[Start]

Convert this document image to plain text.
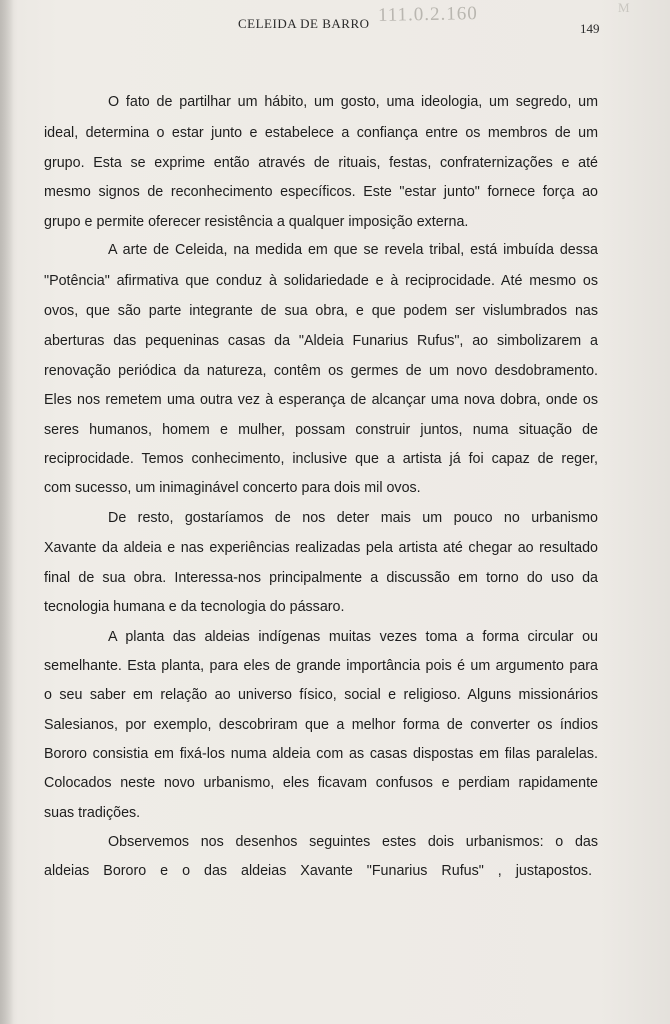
111.0.2.160	M
CELEIDA DE BARRO	149
O fato de partilhar um hábito, um gosto, uma ideologia, um segredo, um
ideal, determina o estar junto e estabelece a confiança entre os membros de um
grupo. Esta se exprime então através de rituais, festas, confraternizações e até
mesmo signos de reconhecimento específicos. Este "estar junto" fornece força ao
grupo e permite oferecer resistência a qualquer imposição externa.
A arte de Celeida, na medida em que se revela tribal, está imbuída dessa
"Potência" afirmativa que conduz à solidariedade e à reciprocidade. Até mesmo os
ovos, que são parte integrante de sua obra, e que podem ser vislumbrados nas
aberturas das pequeninas casas da "Aldeia Funarius Rufus", ao simbolizarem a
renovação periódica da natureza, contêm os germes de um novo desdobramento.
Eles nos remetem uma outra vez à esperança de alcançar uma nova dobra, onde os
seres humanos, homem e mulher, possam construir juntos, numa situação de
reciprocidade. Temos conhecimento, inclusive que a artista já foi capaz de reger,
com sucesso, um inimaginável concerto para dois mil ovos.
De resto, gostaríamos de nos deter mais um pouco no urbanismo
Xavante da aldeia e nas experiências realizadas pela artista até chegar ao resultado
final de sua obra. Interessa-nos principalmente a discussão em torno do uso da
tecnologia humana e da tecnologia do pássaro.
A planta das aldeias indígenas muitas vezes toma a forma circular ou
semelhante. Esta planta, para eles de grande importância pois é um argumento para
o seu saber em relação ao universo físico, social e religioso. Alguns missionários
Salesianos, por exemplo, descobriram que a melhor forma de converter os índios
Bororo consistia em fixá-los numa aldeia com as casas dispostas em filas paralelas.
Colocados neste novo urbanismo, eles ficavam confusos e perdiam rapidamente
suas tradições.
Observemos nos desenhos seguintes estes dois urbanismos: o das
aldeias Bororo e o das aldeias Xavante "Funarius Rufus" , justapostos.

[End]

** SHORT TASK **
Select the lines in this material that hold the word "reciprocidade", leaving none out.

** ANSWER TO THIS PROBLEM **
"Potência" afirmativa que conduz à solidariedade e à reciprocidade. Até mesmo os
reciprocidade. Temos conhecimento, inclusive que a artista já foi capaz de reger,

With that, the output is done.